Stated goal - What follows is a set of records; restate each one word for word and drop the pictures.
______
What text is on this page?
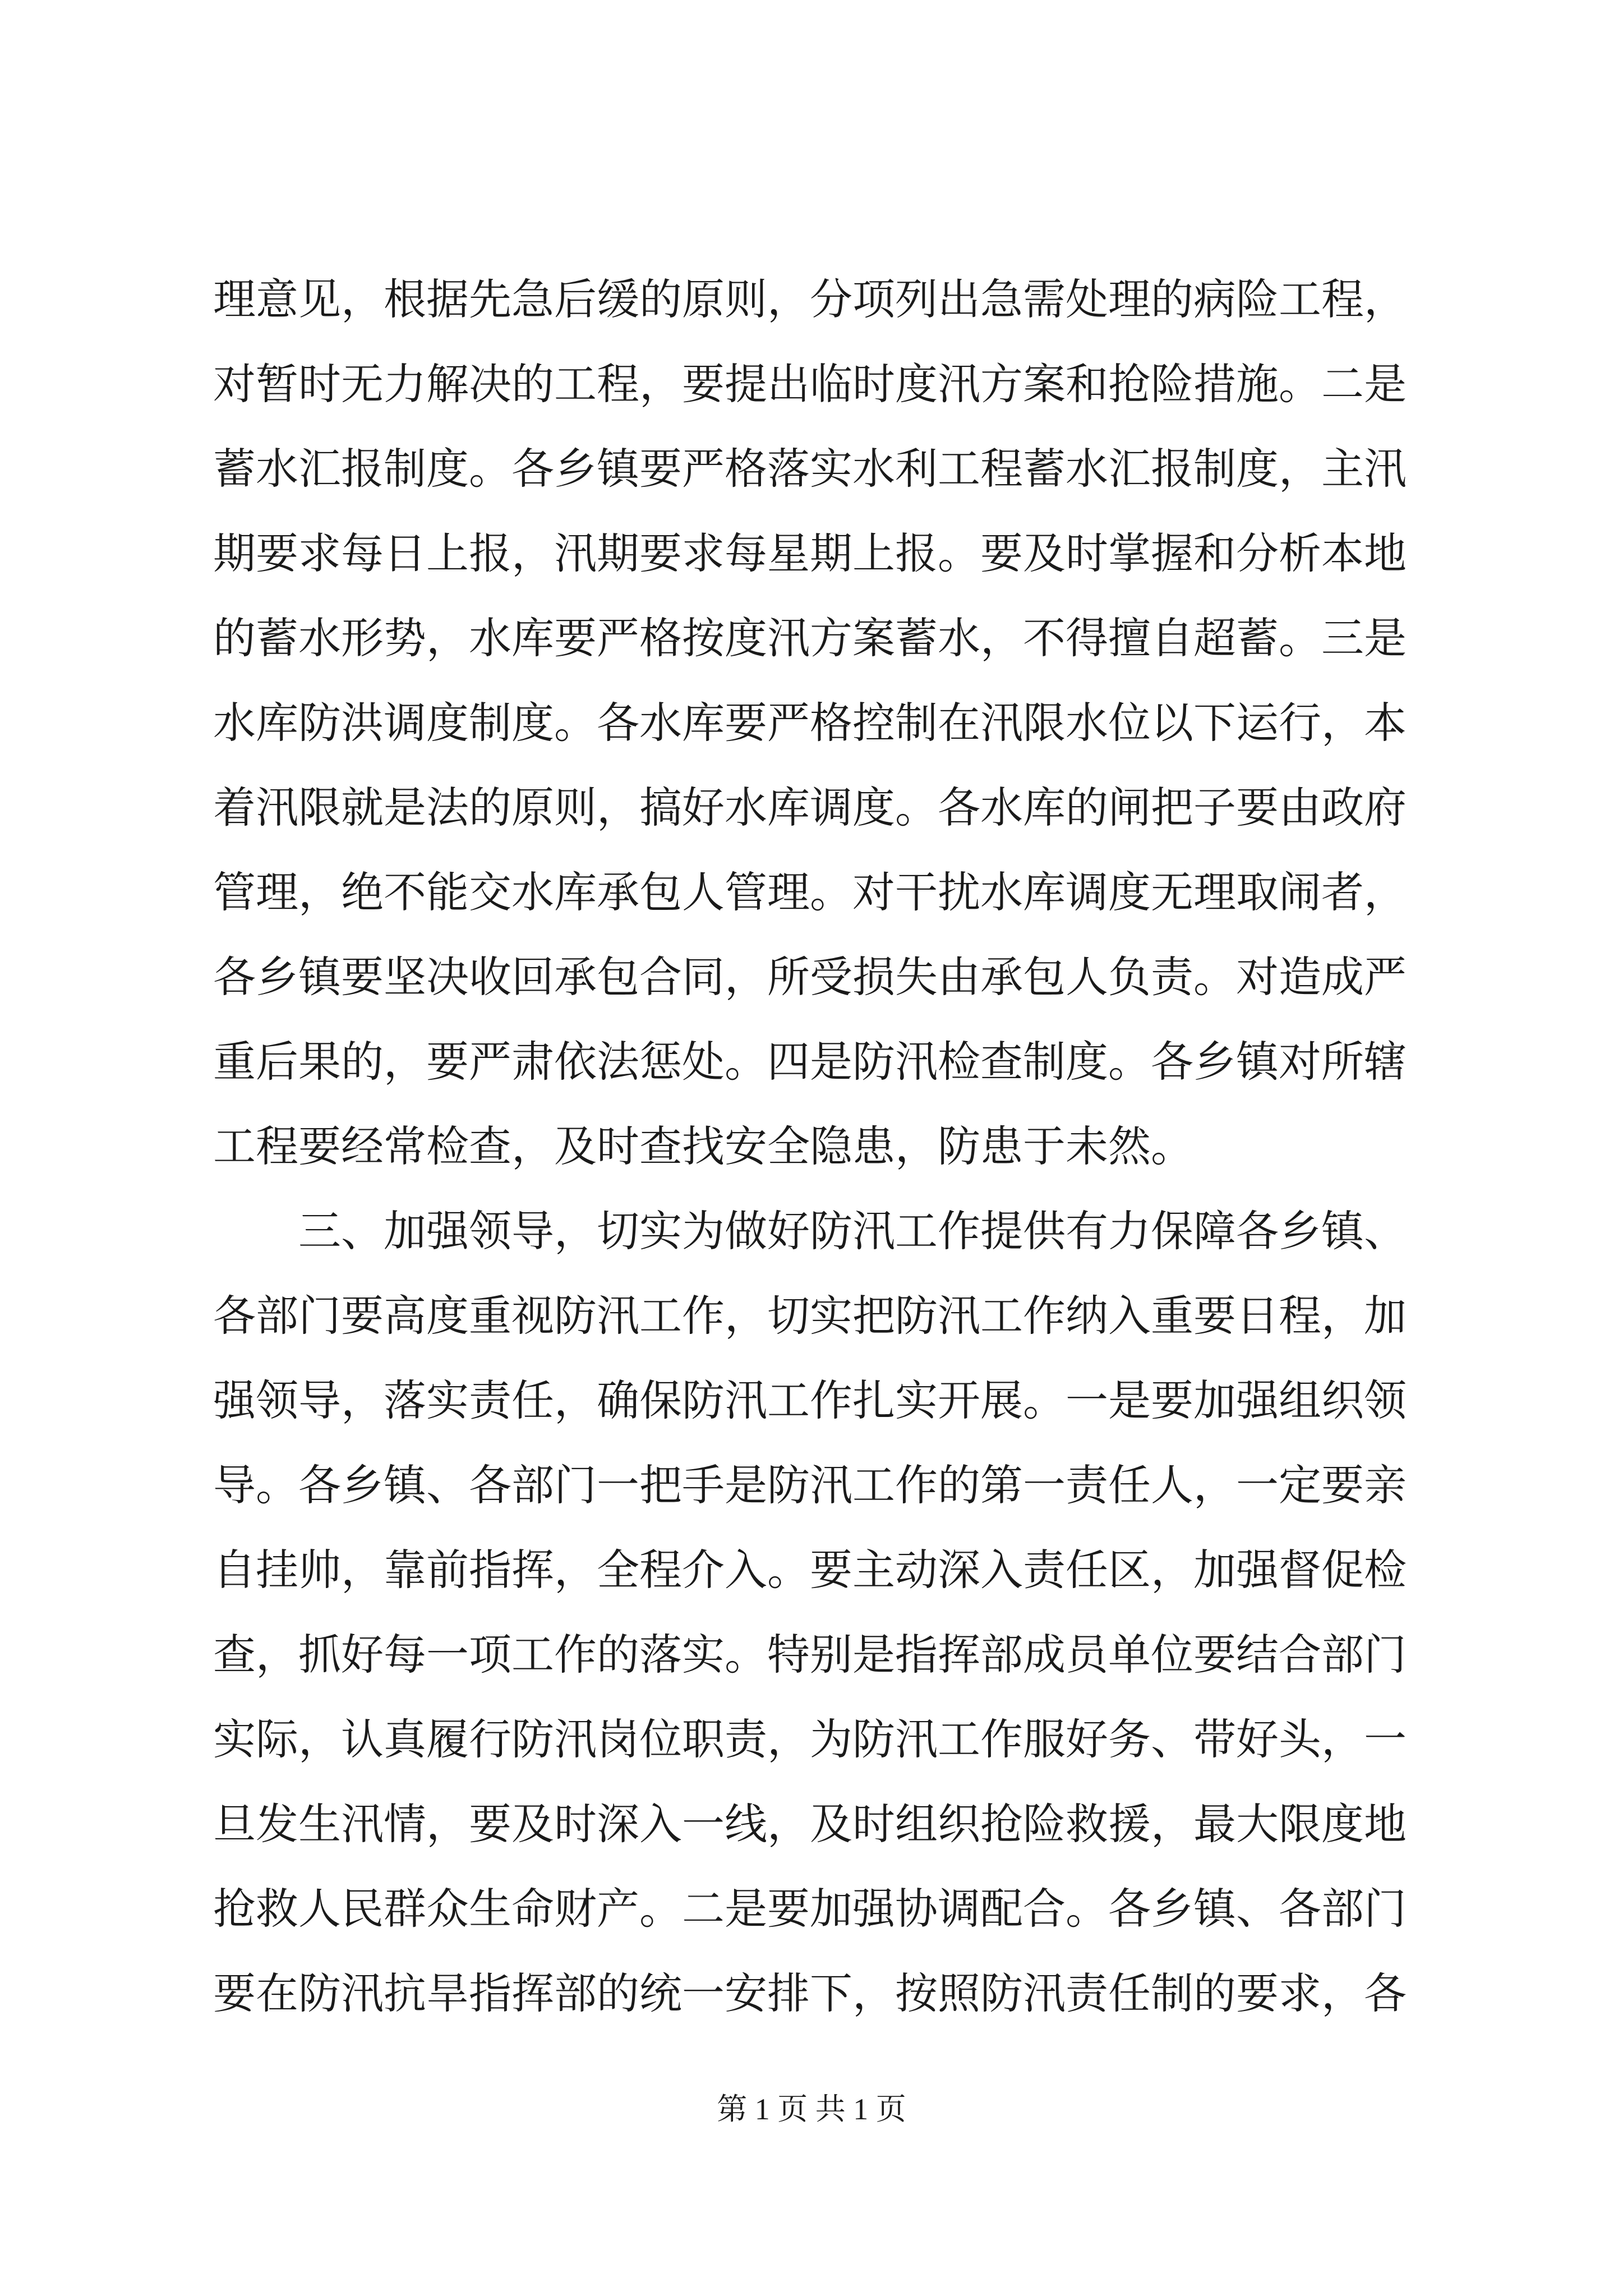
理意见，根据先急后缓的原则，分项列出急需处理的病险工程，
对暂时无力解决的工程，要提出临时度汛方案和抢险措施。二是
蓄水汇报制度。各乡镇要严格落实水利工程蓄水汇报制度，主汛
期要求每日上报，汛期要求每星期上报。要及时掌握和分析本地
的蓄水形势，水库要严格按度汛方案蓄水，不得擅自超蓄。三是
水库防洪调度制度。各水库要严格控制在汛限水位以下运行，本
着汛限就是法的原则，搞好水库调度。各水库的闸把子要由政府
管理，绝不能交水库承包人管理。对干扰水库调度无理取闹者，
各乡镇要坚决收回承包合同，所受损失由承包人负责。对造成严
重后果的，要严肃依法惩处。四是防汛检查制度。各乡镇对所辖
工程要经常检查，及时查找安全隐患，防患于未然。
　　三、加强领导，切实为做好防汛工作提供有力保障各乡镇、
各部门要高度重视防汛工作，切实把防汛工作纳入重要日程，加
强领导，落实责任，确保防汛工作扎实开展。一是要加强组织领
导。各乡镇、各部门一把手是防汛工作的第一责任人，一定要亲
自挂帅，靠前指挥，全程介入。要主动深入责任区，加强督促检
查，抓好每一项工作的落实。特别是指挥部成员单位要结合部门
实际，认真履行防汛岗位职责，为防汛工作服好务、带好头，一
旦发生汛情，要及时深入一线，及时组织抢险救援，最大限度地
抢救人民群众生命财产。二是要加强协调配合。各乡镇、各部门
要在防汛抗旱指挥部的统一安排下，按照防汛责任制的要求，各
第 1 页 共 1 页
______
Output of the task -
What text is on this page?
理意见，根据先急后缓的原则，分项列出急需处理的病险工程，
对暂时无力解决的工程，要提出临时度汛方案和抢险措施。二是
蓄水汇报制度。各乡镇要严格落实水利工程蓄水汇报制度，主汛
期要求每日上报，汛期要求每星期上报。要及时掌握和分析本地
的蓄水形势，水库要严格按度汛方案蓄水，不得擅自超蓄。三是
水库防洪调度制度。各水库要严格控制在汛限水位以下运行，本
着汛限就是法的原则，搞好水库调度。各水库的闸把子要由政府
管理，绝不能交水库承包人管理。对干扰水库调度无理取闹者，
各乡镇要坚决收回承包合同，所受损失由承包人负责。对造成严
重后果的，要严肃依法惩处。四是防汛检查制度。各乡镇对所辖
工程要经常检查，及时查找安全隐患，防患于未然。
　　三、加强领导，切实为做好防汛工作提供有力保障各乡镇、
各部门要高度重视防汛工作，切实把防汛工作纳入重要日程，加
强领导，落实责任，确保防汛工作扎实开展。一是要加强组织领
导。各乡镇、各部门一把手是防汛工作的第一责任人，一定要亲
自挂帅，靠前指挥，全程介入。要主动深入责任区，加强督促检
查，抓好每一项工作的落实。特别是指挥部成员单位要结合部门
实际，认真履行防汛岗位职责，为防汛工作服好务、带好头，一
旦发生汛情，要及时深入一线，及时组织抢险救援，最大限度地
抢救人民群众生命财产。二是要加强协调配合。各乡镇、各部门
要在防汛抗旱指挥部的统一安排下，按照防汛责任制的要求，各
第 1 页 共 1 页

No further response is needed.